## Start RECORDS FOR THIS TASK

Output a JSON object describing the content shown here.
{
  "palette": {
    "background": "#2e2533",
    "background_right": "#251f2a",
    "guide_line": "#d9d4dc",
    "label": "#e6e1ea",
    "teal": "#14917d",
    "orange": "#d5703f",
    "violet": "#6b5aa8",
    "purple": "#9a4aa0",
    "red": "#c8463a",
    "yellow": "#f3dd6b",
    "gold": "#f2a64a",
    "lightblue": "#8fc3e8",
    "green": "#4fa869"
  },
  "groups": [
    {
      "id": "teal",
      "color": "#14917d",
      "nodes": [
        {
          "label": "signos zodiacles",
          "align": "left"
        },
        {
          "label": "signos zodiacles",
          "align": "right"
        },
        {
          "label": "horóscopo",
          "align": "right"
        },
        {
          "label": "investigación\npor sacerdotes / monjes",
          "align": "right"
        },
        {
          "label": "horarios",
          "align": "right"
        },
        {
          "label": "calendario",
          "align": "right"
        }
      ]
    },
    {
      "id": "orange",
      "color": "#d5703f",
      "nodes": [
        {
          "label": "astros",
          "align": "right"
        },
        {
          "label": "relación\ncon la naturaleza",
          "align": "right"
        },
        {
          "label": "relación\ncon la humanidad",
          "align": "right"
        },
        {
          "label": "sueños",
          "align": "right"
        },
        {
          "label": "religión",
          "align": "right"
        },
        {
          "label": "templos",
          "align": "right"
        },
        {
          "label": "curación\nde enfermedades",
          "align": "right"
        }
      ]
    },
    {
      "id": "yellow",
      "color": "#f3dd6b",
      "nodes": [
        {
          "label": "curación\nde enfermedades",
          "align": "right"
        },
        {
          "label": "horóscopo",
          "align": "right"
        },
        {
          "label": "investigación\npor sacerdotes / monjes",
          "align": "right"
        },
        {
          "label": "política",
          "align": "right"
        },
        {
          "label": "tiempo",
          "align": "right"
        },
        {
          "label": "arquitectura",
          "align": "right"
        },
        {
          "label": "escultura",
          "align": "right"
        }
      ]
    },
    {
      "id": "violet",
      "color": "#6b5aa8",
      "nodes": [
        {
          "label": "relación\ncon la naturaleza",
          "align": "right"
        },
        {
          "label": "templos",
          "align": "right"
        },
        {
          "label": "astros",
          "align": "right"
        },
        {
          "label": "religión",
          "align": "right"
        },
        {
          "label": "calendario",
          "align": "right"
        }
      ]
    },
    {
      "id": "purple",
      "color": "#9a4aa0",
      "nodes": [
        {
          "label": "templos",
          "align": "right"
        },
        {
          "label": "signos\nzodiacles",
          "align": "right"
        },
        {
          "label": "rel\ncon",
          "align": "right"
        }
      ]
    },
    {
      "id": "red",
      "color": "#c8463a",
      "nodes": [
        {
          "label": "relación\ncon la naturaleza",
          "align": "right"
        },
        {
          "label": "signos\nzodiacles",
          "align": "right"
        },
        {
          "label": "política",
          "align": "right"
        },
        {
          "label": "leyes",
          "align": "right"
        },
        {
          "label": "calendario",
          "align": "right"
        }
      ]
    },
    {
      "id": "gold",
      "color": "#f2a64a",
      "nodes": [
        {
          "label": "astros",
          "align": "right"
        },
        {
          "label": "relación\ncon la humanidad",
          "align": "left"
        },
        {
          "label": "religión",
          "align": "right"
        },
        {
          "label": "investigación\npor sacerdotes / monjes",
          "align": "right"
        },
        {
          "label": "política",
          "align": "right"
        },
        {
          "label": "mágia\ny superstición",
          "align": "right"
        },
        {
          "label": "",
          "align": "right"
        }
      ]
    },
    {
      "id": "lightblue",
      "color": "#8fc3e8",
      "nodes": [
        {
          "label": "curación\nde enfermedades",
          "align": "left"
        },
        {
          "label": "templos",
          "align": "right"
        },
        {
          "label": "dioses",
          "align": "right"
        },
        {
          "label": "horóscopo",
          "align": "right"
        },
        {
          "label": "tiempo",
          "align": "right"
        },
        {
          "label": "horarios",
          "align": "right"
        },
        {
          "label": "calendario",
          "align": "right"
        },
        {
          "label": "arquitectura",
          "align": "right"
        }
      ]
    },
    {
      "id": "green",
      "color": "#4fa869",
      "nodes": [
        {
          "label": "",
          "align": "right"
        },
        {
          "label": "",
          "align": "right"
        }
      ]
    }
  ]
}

## End RECORDS FOR THIS TASK

REQUEST:
All of the material must be reproduced exactly.

ANSWER TO THIS TASK:
Output a JSON object describing the content shown here.
{
  "palette": {
    "background": "#2e2533",
    "background_right": "#251f2a",
    "guide_line": "#d9d4dc",
    "label": "#e6e1ea",
    "teal": "#14917d",
    "orange": "#d5703f",
    "violet": "#6b5aa8",
    "purple": "#9a4aa0",
    "red": "#c8463a",
    "yellow": "#f3dd6b",
    "gold": "#f2a64a",
    "lightblue": "#8fc3e8",
    "green": "#4fa869"
  },
  "groups": [
    {
      "id": "teal",
      "color": "#14917d",
      "nodes": [
        {
          "label": "signos zodiacles",
          "align": "left"
        },
        {
          "label": "signos zodiacles",
          "align": "right"
        },
        {
          "label": "horóscopo",
          "align": "right"
        },
        {
          "label": "investigación\npor sacerdotes / monjes",
          "align": "right"
        },
        {
          "label": "horarios",
          "align": "right"
        },
        {
          "label": "calendario",
          "align": "right"
        }
      ]
    },
    {
      "id": "orange",
      "color": "#d5703f",
      "nodes": [
        {
          "label": "astros",
          "align": "right"
        },
        {
          "label": "relación\ncon la naturaleza",
          "align": "right"
        },
        {
          "label": "relación\ncon la humanidad",
          "align": "right"
        },
        {
          "label": "sueños",
          "align": "right"
        },
        {
          "label": "religión",
          "align": "right"
        },
        {
          "label": "templos",
          "align": "right"
        },
        {
          "label": "curación\nde enfermedades",
          "align": "right"
        }
      ]
    },
    {
      "id": "yellow",
      "color": "#f3dd6b",
      "nodes": [
        {
          "label": "curación\nde enfermedades",
          "align": "right"
        },
        {
          "label": "horóscopo",
          "align": "right"
        },
        {
          "label": "investigación\npor sacerdotes / monjes",
          "align": "right"
        },
        {
          "label": "política",
          "align": "right"
        },
        {
          "label": "tiempo",
          "align": "right"
        },
        {
          "label": "arquitectura",
          "align": "right"
        },
        {
          "label": "escultura",
          "align": "right"
        }
      ]
    },
    {
      "id": "violet",
      "color": "#6b5aa8",
      "nodes": [
        {
          "label": "relación\ncon la naturaleza",
          "align": "right"
        },
        {
          "label": "templos",
          "align": "right"
        },
        {
          "label": "astros",
          "align": "right"
        },
        {
          "label": "religión",
          "align": "right"
        },
        {
          "label": "calendario",
          "align": "right"
        }
      ]
    },
    {
      "id": "purple",
      "color": "#9a4aa0",
      "nodes": [
        {
          "label": "templos",
          "align": "right"
        },
        {
          "label": "signos\nzodiacles",
          "align": "right"
        },
        {
          "label": "rel\ncon",
          "align": "right"
        }
      ]
    },
    {
      "id": "red",
      "color": "#c8463a",
      "nodes": [
        {
          "label": "relación\ncon la naturaleza",
          "align": "right"
        },
        {
          "label": "signos\nzodiacles",
          "align": "right"
        },
        {
          "label": "política",
          "align": "right"
        },
        {
          "label": "leyes",
          "align": "right"
        },
        {
          "label": "calendario",
          "align": "right"
        }
      ]
    },
    {
      "id": "gold",
      "color": "#f2a64a",
      "nodes": [
        {
          "label": "astros",
          "align": "right"
        },
        {
          "label": "relación\ncon la humanidad",
          "align": "left"
        },
        {
          "label": "religión",
          "align": "right"
        },
        {
          "label": "investigación\npor sacerdotes / monjes",
          "align": "right"
        },
        {
          "label": "política",
          "align": "right"
        },
        {
          "label": "mágia\ny superstición",
          "align": "right"
        },
        {
          "label": "",
          "align": "right"
        }
      ]
    },
    {
      "id": "lightblue",
      "color": "#8fc3e8",
      "nodes": [
        {
          "label": "curación\nde enfermedades",
          "align": "left"
        },
        {
          "label": "templos",
          "align": "right"
        },
        {
          "label": "dioses",
          "align": "right"
        },
        {
          "label": "horóscopo",
          "align": "right"
        },
        {
          "label": "tiempo",
          "align": "right"
        },
        {
          "label": "horarios",
          "align": "right"
        },
        {
          "label": "calendario",
          "align": "right"
        },
        {
          "label": "arquitectura",
          "align": "right"
        }
      ]
    },
    {
      "id": "green",
      "color": "#4fa869",
      "nodes": [
        {
          "label": "",
          "align": "right"
        },
        {
          "label": "",
          "align": "right"
        }
      ]
    }
  ]
}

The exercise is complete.